Stated exercise.
Copy out each line containing "Carrocería" from the entries below.
>> Begin Information shown
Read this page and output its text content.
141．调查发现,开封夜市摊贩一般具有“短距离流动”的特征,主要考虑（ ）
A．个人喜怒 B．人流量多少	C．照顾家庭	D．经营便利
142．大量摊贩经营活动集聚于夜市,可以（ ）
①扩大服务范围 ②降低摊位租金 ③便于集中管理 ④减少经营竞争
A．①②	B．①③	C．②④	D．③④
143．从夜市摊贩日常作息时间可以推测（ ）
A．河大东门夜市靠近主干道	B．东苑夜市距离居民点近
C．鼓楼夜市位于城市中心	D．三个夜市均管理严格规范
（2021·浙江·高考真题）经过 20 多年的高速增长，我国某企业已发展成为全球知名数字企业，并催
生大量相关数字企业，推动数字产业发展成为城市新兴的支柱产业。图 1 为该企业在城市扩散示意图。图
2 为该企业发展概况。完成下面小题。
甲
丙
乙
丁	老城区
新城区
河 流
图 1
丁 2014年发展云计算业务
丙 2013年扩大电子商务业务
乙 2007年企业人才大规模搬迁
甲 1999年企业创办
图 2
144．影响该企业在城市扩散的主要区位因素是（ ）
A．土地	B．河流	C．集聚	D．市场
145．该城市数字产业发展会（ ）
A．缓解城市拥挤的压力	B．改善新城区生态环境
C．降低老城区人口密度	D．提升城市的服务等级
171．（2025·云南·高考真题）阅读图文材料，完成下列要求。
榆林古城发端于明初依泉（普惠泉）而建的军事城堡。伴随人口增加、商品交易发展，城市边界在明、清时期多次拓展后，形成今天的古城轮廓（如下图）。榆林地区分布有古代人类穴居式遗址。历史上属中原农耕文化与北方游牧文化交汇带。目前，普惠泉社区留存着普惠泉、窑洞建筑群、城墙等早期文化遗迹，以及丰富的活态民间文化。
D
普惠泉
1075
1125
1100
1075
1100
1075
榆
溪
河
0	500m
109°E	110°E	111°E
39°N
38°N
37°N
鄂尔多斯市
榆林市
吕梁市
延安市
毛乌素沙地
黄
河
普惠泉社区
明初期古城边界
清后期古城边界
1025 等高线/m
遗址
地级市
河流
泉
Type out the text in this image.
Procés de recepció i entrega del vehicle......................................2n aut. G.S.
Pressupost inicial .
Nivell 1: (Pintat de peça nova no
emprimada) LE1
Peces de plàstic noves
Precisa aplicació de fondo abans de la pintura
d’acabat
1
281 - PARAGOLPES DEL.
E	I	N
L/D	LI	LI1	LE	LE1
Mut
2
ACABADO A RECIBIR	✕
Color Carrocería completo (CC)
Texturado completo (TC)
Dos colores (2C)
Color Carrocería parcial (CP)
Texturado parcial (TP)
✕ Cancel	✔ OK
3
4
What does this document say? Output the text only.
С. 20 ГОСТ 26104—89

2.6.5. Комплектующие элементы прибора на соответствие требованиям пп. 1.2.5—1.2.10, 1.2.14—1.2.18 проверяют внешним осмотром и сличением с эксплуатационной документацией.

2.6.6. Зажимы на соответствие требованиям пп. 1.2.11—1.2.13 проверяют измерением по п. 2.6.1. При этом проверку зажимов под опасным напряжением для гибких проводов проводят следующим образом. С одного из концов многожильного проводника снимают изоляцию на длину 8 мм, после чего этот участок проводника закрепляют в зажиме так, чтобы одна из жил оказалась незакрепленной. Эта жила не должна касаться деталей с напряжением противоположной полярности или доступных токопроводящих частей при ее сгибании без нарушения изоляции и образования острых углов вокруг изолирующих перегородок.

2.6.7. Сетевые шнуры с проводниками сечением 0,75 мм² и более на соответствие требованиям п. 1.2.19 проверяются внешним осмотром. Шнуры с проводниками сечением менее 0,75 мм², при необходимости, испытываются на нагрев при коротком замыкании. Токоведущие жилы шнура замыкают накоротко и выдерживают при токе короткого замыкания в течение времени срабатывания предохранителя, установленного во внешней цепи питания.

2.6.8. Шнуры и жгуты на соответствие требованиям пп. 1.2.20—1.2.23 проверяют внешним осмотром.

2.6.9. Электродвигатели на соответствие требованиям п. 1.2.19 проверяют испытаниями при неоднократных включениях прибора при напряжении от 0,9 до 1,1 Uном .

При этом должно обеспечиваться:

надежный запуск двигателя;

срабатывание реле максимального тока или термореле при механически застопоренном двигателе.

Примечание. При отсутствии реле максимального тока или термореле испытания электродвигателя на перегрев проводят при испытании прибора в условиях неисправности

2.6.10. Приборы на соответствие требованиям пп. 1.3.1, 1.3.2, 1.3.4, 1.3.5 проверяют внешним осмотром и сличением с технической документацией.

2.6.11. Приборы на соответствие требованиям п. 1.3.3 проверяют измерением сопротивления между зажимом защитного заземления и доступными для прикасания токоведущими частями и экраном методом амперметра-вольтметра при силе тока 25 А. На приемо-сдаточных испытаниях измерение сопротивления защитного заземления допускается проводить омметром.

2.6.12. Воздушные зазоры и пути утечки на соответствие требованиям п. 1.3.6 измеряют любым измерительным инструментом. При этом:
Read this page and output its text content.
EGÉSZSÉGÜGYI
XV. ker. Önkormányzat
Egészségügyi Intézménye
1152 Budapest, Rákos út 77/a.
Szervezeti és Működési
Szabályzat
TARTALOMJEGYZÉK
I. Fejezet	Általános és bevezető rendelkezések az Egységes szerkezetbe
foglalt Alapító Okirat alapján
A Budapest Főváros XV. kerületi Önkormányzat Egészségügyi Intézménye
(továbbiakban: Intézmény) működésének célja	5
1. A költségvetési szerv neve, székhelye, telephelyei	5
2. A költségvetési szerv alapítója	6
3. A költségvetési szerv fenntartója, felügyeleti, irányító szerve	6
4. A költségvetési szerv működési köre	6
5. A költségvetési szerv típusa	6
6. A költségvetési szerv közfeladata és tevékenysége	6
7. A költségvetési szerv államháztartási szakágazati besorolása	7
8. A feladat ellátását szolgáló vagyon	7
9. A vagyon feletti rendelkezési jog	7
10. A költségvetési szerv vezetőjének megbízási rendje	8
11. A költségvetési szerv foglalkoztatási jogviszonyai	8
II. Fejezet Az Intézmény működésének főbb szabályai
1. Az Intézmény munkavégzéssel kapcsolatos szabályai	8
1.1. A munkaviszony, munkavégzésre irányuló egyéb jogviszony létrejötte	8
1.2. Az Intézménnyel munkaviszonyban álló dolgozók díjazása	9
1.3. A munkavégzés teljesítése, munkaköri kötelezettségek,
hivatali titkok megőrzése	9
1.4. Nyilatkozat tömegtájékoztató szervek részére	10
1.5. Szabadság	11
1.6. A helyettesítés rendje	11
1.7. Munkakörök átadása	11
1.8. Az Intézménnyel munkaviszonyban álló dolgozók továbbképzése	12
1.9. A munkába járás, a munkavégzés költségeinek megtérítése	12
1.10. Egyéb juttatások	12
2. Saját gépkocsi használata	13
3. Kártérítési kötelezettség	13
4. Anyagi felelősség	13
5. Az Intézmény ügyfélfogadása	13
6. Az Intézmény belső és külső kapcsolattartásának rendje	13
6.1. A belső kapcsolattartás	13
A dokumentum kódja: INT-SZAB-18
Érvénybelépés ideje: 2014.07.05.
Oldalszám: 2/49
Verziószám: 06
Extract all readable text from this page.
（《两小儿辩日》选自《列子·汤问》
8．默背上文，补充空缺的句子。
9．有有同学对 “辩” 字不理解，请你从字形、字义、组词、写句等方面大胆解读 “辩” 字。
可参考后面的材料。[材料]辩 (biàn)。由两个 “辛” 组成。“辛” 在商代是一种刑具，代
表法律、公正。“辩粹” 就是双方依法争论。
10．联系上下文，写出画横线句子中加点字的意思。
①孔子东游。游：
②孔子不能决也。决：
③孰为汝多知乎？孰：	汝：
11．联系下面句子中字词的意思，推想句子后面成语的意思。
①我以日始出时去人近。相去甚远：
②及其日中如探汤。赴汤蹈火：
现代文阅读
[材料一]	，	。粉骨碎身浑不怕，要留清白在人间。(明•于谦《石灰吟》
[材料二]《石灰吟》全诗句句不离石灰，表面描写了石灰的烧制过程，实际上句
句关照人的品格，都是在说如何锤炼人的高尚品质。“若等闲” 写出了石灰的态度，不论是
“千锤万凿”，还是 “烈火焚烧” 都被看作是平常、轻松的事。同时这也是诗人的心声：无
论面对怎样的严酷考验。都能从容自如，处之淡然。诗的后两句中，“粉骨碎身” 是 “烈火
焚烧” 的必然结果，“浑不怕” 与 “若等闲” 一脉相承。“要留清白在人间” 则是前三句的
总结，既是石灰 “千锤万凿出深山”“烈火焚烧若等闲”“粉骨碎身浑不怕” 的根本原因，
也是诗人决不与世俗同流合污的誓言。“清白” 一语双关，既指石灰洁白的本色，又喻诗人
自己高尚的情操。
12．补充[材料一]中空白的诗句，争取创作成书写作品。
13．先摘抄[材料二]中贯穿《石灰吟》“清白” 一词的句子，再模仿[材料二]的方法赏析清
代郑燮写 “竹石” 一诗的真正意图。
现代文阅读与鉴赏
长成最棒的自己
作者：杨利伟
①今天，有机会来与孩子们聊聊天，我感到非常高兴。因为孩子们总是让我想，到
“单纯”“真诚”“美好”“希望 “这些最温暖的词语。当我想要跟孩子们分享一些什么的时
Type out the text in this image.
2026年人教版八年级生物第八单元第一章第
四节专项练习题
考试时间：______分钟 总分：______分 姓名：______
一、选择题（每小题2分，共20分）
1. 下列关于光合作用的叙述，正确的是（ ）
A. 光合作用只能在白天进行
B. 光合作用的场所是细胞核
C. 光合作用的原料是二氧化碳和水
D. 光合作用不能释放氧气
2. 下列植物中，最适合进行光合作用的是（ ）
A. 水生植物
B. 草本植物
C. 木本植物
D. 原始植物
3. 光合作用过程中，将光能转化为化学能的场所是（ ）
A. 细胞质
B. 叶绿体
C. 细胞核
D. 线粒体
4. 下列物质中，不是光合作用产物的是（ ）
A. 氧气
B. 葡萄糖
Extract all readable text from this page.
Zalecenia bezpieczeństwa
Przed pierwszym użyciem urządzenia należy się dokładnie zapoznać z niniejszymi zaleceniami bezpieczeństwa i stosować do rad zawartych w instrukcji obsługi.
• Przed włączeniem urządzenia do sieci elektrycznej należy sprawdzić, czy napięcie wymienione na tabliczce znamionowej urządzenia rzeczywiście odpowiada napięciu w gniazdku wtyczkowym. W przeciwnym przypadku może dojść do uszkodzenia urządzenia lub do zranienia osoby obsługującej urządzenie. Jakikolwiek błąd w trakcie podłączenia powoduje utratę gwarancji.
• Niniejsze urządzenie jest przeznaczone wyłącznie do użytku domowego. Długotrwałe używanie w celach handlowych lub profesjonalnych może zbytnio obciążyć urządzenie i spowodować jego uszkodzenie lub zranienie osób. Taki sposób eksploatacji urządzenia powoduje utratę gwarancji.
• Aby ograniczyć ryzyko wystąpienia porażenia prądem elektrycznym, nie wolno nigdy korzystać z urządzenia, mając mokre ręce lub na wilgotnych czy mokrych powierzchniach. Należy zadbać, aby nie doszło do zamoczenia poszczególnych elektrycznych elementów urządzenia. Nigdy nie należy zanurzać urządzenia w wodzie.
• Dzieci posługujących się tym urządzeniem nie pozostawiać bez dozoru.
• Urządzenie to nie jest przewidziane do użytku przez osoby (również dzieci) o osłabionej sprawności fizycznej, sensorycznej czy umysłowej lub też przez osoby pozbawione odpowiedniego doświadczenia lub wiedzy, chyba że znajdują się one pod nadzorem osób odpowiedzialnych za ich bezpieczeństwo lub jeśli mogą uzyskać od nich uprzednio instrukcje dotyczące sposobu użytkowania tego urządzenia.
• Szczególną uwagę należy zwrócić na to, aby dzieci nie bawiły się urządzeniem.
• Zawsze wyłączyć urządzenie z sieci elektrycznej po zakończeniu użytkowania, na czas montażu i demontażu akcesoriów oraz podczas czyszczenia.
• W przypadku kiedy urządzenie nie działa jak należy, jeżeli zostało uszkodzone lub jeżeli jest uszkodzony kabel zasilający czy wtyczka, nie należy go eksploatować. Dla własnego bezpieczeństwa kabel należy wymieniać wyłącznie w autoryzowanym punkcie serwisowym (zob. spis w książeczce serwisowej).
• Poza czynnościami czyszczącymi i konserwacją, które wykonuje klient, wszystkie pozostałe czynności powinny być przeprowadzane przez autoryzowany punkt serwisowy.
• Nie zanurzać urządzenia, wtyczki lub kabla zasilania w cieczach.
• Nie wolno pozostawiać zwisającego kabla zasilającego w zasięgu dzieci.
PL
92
>> End Information shown
Result of the exercise.
Color Carrocería completo (CC)
Color Carrocería parcial (CP)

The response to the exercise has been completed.